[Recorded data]
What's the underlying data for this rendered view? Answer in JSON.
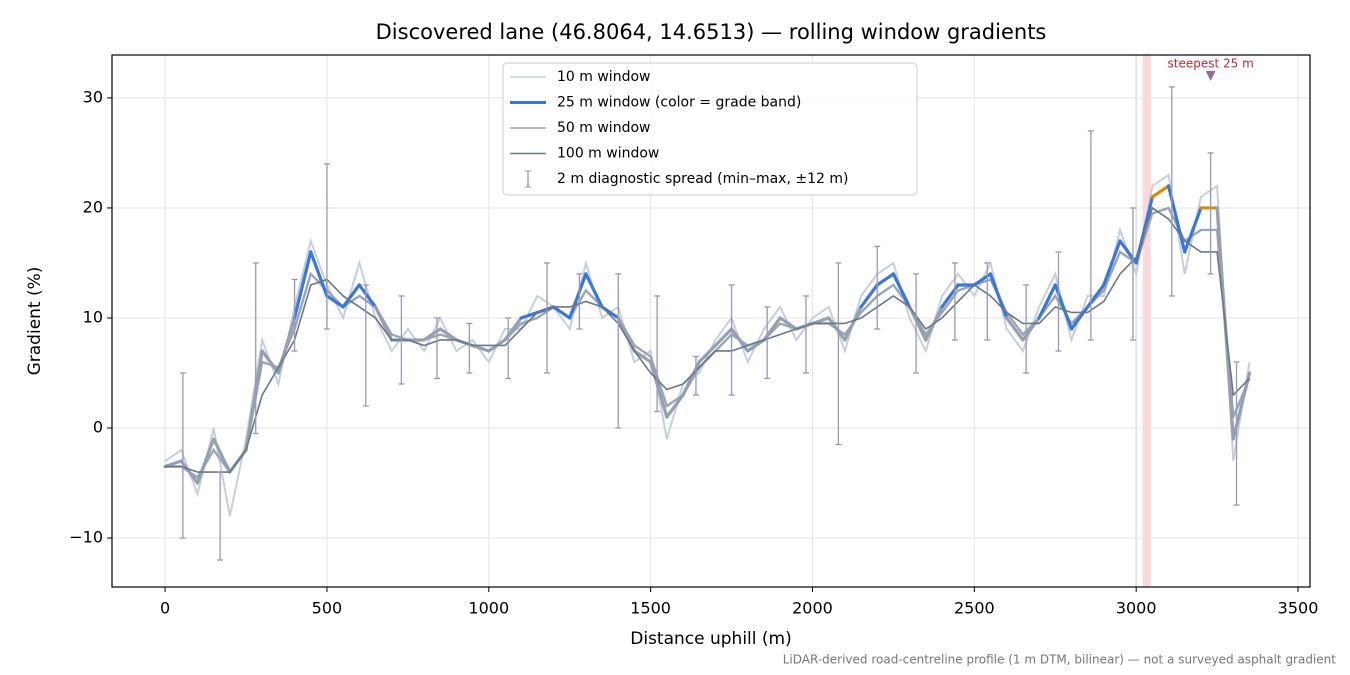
{
  "chart_data": {
    "type": "line",
    "title": "Discovered lane (46.8064, 14.6513) — rolling window gradients",
    "x_label": "Distance uphill (m)",
    "y_label": "Gradient (%)",
    "footnote": "LiDAR-derived road-centreline profile (1 m DTM, bilinear) — not a surveyed asphalt gradient",
    "xlim": [
      -164,
      3537
    ],
    "ylim": [
      -14.45,
      33.9
    ],
    "xticks": [
      0,
      500,
      1000,
      1500,
      2000,
      2500,
      3000,
      3500
    ],
    "yticks": [
      {
        "value": -10,
        "label": "−10"
      },
      0,
      10,
      20,
      30
    ],
    "grid": true,
    "legend": "upper center",
    "x": [
      0,
      50,
      100,
      150,
      200,
      250,
      300,
      350,
      400,
      450,
      500,
      550,
      600,
      650,
      700,
      750,
      800,
      850,
      900,
      950,
      1000,
      1050,
      1100,
      1150,
      1200,
      1250,
      1300,
      1350,
      1400,
      1450,
      1500,
      1550,
      1600,
      1650,
      1700,
      1750,
      1800,
      1850,
      1900,
      1950,
      2000,
      2050,
      2100,
      2150,
      2200,
      2250,
      2300,
      2350,
      2400,
      2450,
      2500,
      2550,
      2600,
      2650,
      2700,
      2750,
      2800,
      2850,
      2900,
      2950,
      3000,
      3050,
      3100,
      3150,
      3200,
      3250,
      3300,
      3350
    ],
    "grade_bands": [
      {
        "max": 10,
        "color": "#94a0b1"
      },
      {
        "max": 20,
        "color": "#3a78d8"
      },
      {
        "max": 100,
        "color": "#e08a00"
      }
    ],
    "series": [
      {
        "name": "10 m window",
        "color": "#c6cfda",
        "values": [
          -3,
          -2,
          -6,
          0,
          -8,
          -1,
          8,
          4,
          11,
          17,
          13,
          10,
          15,
          10,
          7,
          9,
          7,
          10,
          7,
          8,
          6,
          9,
          9,
          12,
          11,
          9,
          15,
          10,
          11,
          6,
          7,
          -1,
          4,
          5,
          8,
          10,
          6,
          9,
          11,
          8,
          10,
          11,
          7,
          12,
          14,
          15,
          10,
          7,
          12,
          14,
          12,
          15,
          9,
          7,
          11,
          14,
          8,
          12,
          12,
          18,
          14,
          22,
          23,
          14,
          21,
          22,
          -3,
          6
        ]
      },
      {
        "name": "25 m window (color = grade band)",
        "values": [
          -3.5,
          -3,
          -5,
          -1,
          -4,
          -2,
          7,
          5,
          10,
          16,
          12,
          11,
          13,
          11,
          8,
          8,
          8,
          9,
          8,
          7.5,
          7,
          8,
          10,
          10.5,
          11,
          10,
          14,
          11,
          10,
          7,
          6,
          1,
          3,
          6,
          7.5,
          9,
          7,
          8,
          10,
          9,
          9.5,
          10,
          8,
          11,
          13,
          14,
          11,
          8,
          11,
          13,
          13,
          14,
          10,
          8,
          10,
          13,
          9,
          11,
          13,
          17,
          15,
          21,
          22,
          16,
          20,
          20,
          -1,
          5
        ]
      },
      {
        "name": "50 m window",
        "color": "#9aa5b5",
        "values": [
          -3.5,
          -3.5,
          -4.5,
          -2,
          -4,
          -2,
          6,
          5.5,
          9,
          14,
          12.5,
          11,
          12,
          11,
          8.5,
          8,
          8,
          8.5,
          8,
          7.5,
          7,
          8,
          9.5,
          10,
          11,
          10,
          12.5,
          11,
          10,
          7.5,
          6.5,
          2,
          3,
          5.5,
          7,
          8.5,
          7.5,
          8,
          9.5,
          9,
          9.5,
          9.5,
          8.5,
          10.5,
          12,
          13,
          11,
          8.5,
          10.5,
          12.5,
          13,
          13.5,
          10.5,
          8.5,
          10,
          12,
          9.5,
          11,
          12.5,
          16,
          15,
          19.5,
          20,
          17,
          18,
          18,
          1,
          4.5
        ]
      },
      {
        "name": "100 m window",
        "color": "#6b7687",
        "values": [
          -3.5,
          -3.5,
          -4,
          -4,
          -4,
          -2,
          3,
          5.5,
          8,
          13,
          13.5,
          12,
          11,
          10,
          8,
          8,
          7.5,
          8,
          8,
          7.5,
          7.5,
          7.5,
          9,
          10.5,
          11,
          11,
          11.5,
          11,
          9.5,
          7,
          5,
          3.5,
          4,
          5.5,
          7,
          7,
          7.5,
          8,
          8.5,
          9,
          9.5,
          9.5,
          9.5,
          10,
          11,
          12,
          11,
          9,
          10,
          11.5,
          13,
          12,
          10.5,
          9.5,
          9.5,
          11,
          10.5,
          10.5,
          11.5,
          14,
          15.5,
          20,
          19,
          17,
          16,
          16,
          3,
          4.5
        ]
      }
    ],
    "error_bars": {
      "name": "2 m diagnostic spread (min–max, ±12 m)",
      "color": "#9a97b8",
      "x": [
        55,
        170,
        280,
        400,
        500,
        620,
        730,
        840,
        940,
        1060,
        1180,
        1280,
        1400,
        1520,
        1640,
        1750,
        1860,
        1980,
        2080,
        2200,
        2320,
        2440,
        2540,
        2660,
        2760,
        2860,
        2990,
        3110,
        3230,
        3310
      ],
      "low": [
        -10,
        -12,
        -0.5,
        7,
        9,
        2,
        4,
        4.5,
        5,
        4.5,
        5,
        9,
        0,
        1.5,
        3,
        3,
        4.5,
        5,
        -1.5,
        9,
        5,
        8,
        8,
        5,
        7,
        8,
        8,
        12,
        14,
        -7
      ],
      "high": [
        5,
        -4,
        15,
        13.5,
        24,
        13,
        12,
        10,
        9.5,
        10,
        15,
        14,
        14,
        12,
        6.5,
        13,
        11,
        12,
        15,
        16.5,
        14,
        15,
        15,
        13,
        16,
        27,
        20,
        31,
        25,
        6
      ]
    },
    "marker_line": 3000,
    "highlight_span": [
      3020,
      3045
    ],
    "steepest": {
      "x": 3230,
      "y": 32,
      "label": "steepest 25 m",
      "color": "#c0283a"
    }
  }
}
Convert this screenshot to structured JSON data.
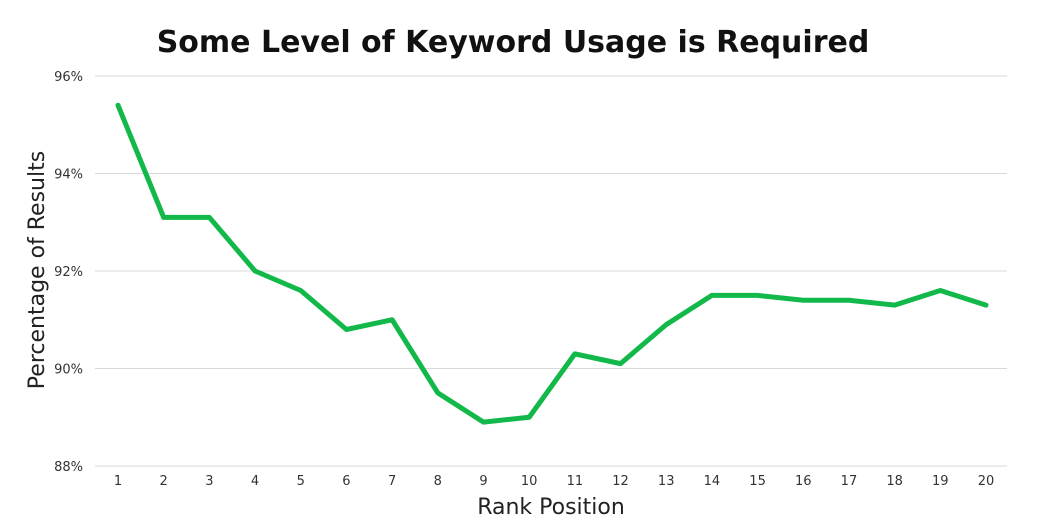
{
  "chart_data": {
    "type": "line",
    "title": "Some Level of Keyword Usage is Required",
    "xlabel": "Rank Position",
    "ylabel": "Percentage of Results",
    "x": [
      1,
      2,
      3,
      4,
      5,
      6,
      7,
      8,
      9,
      10,
      11,
      12,
      13,
      14,
      15,
      16,
      17,
      18,
      19,
      20
    ],
    "y_ticks": [
      "88%",
      "90%",
      "92%",
      "94%",
      "96%"
    ],
    "ylim": [
      88,
      96
    ],
    "grid": true,
    "series": [
      {
        "values": [
          95.4,
          93.1,
          93.1,
          92.0,
          91.6,
          90.8,
          91.0,
          89.5,
          88.9,
          89.0,
          90.3,
          90.1,
          90.9,
          91.5,
          91.5,
          91.4,
          91.4,
          91.3,
          91.6,
          91.3
        ],
        "color": "#12b94a"
      }
    ]
  }
}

--- What to do ---
All of the lines above should be printed exactly, minus the pictures.

--- Exercise answer ---
What's the underlying data for this rendered view? Answer in JSON.
{
  "chart_data": {
    "type": "line",
    "title": "Discovered lane (46.8064, 14.6513) — rolling window gradients",
    "x_label": "Distance uphill (m)",
    "y_label": "Gradient (%)",
    "footnote": "LiDAR-derived road-centreline profile (1 m DTM, bilinear) — not a surveyed asphalt gradient",
    "xlim": [
      -164,
      3537
    ],
    "ylim": [
      -14.45,
      33.9
    ],
    "xticks": [
      0,
      500,
      1000,
      1500,
      2000,
      2500,
      3000,
      3500
    ],
    "yticks": [
      {
        "value": -10,
        "label": "−10"
      },
      0,
      10,
      20,
      30
    ],
    "grid": true,
    "legend": "upper center",
    "x": [
      0,
      50,
      100,
      150,
      200,
      250,
      300,
      350,
      400,
      450,
      500,
      550,
      600,
      650,
      700,
      750,
      800,
      850,
      900,
      950,
      1000,
      1050,
      1100,
      1150,
      1200,
      1250,
      1300,
      1350,
      1400,
      1450,
      1500,
      1550,
      1600,
      1650,
      1700,
      1750,
      1800,
      1850,
      1900,
      1950,
      2000,
      2050,
      2100,
      2150,
      2200,
      2250,
      2300,
      2350,
      2400,
      2450,
      2500,
      2550,
      2600,
      2650,
      2700,
      2750,
      2800,
      2850,
      2900,
      2950,
      3000,
      3050,
      3100,
      3150,
      3200,
      3250,
      3300,
      3350
    ],
    "grade_bands": [
      {
        "max": 10,
        "color": "#94a0b1"
      },
      {
        "max": 20,
        "color": "#3a78d8"
      },
      {
        "max": 100,
        "color": "#e08a00"
      }
    ],
    "series": [
      {
        "name": "10 m window",
        "color": "#c6cfda",
        "values": [
          -3,
          -2,
          -6,
          0,
          -8,
          -1,
          8,
          4,
          11,
          17,
          13,
          10,
          15,
          10,
          7,
          9,
          7,
          10,
          7,
          8,
          6,
          9,
          9,
          12,
          11,
          9,
          15,
          10,
          11,
          6,
          7,
          -1,
          4,
          5,
          8,
          10,
          6,
          9,
          11,
          8,
          10,
          11,
          7,
          12,
          14,
          15,
          10,
          7,
          12,
          14,
          12,
          15,
          9,
          7,
          11,
          14,
          8,
          12,
          12,
          18,
          14,
          22,
          23,
          14,
          21,
          22,
          -3,
          6
        ]
      },
      {
        "name": "25 m window (color = grade band)",
        "values": [
          -3.5,
          -3,
          -5,
          -1,
          -4,
          -2,
          7,
          5,
          10,
          16,
          12,
          11,
          13,
          11,
          8,
          8,
          8,
          9,
          8,
          7.5,
          7,
          8,
          10,
          10.5,
          11,
          10,
          14,
          11,
          10,
          7,
          6,
          1,
          3,
          6,
          7.5,
          9,
          7,
          8,
          10,
          9,
          9.5,
          10,
          8,
          11,
          13,
          14,
          11,
          8,
          11,
          13,
          13,
          14,
          10,
          8,
          10,
          13,
          9,
          11,
          13,
          17,
          15,
          21,
          22,
          16,
          20,
          20,
          -1,
          5
        ]
      },
      {
        "name": "50 m window",
        "color": "#9aa5b5",
        "values": [
          -3.5,
          -3.5,
          -4.5,
          -2,
          -4,
          -2,
          6,
          5.5,
          9,
          14,
          12.5,
          11,
          12,
          11,
          8.5,
          8,
          8,
          8.5,
          8,
          7.5,
          7,
          8,
          9.5,
          10,
          11,
          10,
          12.5,
          11,
          10,
          7.5,
          6.5,
          2,
          3,
          5.5,
          7,
          8.5,
          7.5,
          8,
          9.5,
          9,
          9.5,
          9.5,
          8.5,
          10.5,
          12,
          13,
          11,
          8.5,
          10.5,
          12.5,
          13,
          13.5,
          10.5,
          8.5,
          10,
          12,
          9.5,
          11,
          12.5,
          16,
          15,
          19.5,
          20,
          17,
          18,
          18,
          1,
          4.5
        ]
      },
      {
        "name": "100 m window",
        "color": "#6b7687",
        "values": [
          -3.5,
          -3.5,
          -4,
          -4,
          -4,
          -2,
          3,
          5.5,
          8,
          13,
          13.5,
          12,
          11,
          10,
          8,
          8,
          7.5,
          8,
          8,
          7.5,
          7.5,
          7.5,
          9,
          10.5,
          11,
          11,
          11.5,
          11,
          9.5,
          7,
          5,
          3.5,
          4,
          5.5,
          7,
          7,
          7.5,
          8,
          8.5,
          9,
          9.5,
          9.5,
          9.5,
          10,
          11,
          12,
          11,
          9,
          10,
          11.5,
          13,
          12,
          10.5,
          9.5,
          9.5,
          11,
          10.5,
          10.5,
          11.5,
          14,
          15.5,
          20,
          19,
          17,
          16,
          16,
          3,
          4.5
        ]
      }
    ],
    "error_bars": {
      "name": "2 m diagnostic spread (min–max, ±12 m)",
      "color": "#9a97b8",
      "x": [
        55,
        170,
        280,
        400,
        500,
        620,
        730,
        840,
        940,
        1060,
        1180,
        1280,
        1400,
        1520,
        1640,
        1750,
        1860,
        1980,
        2080,
        2200,
        2320,
        2440,
        2540,
        2660,
        2760,
        2860,
        2990,
        3110,
        3230,
        3310
      ],
      "low": [
        -10,
        -12,
        -0.5,
        7,
        9,
        2,
        4,
        4.5,
        5,
        4.5,
        5,
        9,
        0,
        1.5,
        3,
        3,
        4.5,
        5,
        -1.5,
        9,
        5,
        8,
        8,
        5,
        7,
        8,
        8,
        12,
        14,
        -7
      ],
      "high": [
        5,
        -4,
        15,
        13.5,
        24,
        13,
        12,
        10,
        9.5,
        10,
        15,
        14,
        14,
        12,
        6.5,
        13,
        11,
        12,
        15,
        16.5,
        14,
        15,
        15,
        13,
        16,
        27,
        20,
        31,
        25,
        6
      ]
    },
    "marker_line": 3000,
    "highlight_span": [
      3020,
      3045
    ],
    "steepest": {
      "x": 3230,
      "y": 32,
      "label": "steepest 25 m",
      "color": "#c0283a"
    }
  }
}
Convert this screenshot to structured JSON data.
{
  "chart_data": {
    "type": "line",
    "title": "Some Level of Keyword Usage is Required",
    "xlabel": "Rank Position",
    "ylabel": "Percentage of Results",
    "x": [
      1,
      2,
      3,
      4,
      5,
      6,
      7,
      8,
      9,
      10,
      11,
      12,
      13,
      14,
      15,
      16,
      17,
      18,
      19,
      20
    ],
    "y_ticks": [
      "88%",
      "90%",
      "92%",
      "94%",
      "96%"
    ],
    "ylim": [
      88,
      96
    ],
    "grid": true,
    "series": [
      {
        "values": [
          95.4,
          93.1,
          93.1,
          92.0,
          91.6,
          90.8,
          91.0,
          89.5,
          88.9,
          89.0,
          90.3,
          90.1,
          90.9,
          91.5,
          91.5,
          91.4,
          91.4,
          91.3,
          91.6,
          91.3
        ],
        "color": "#12b94a"
      }
    ]
  }
}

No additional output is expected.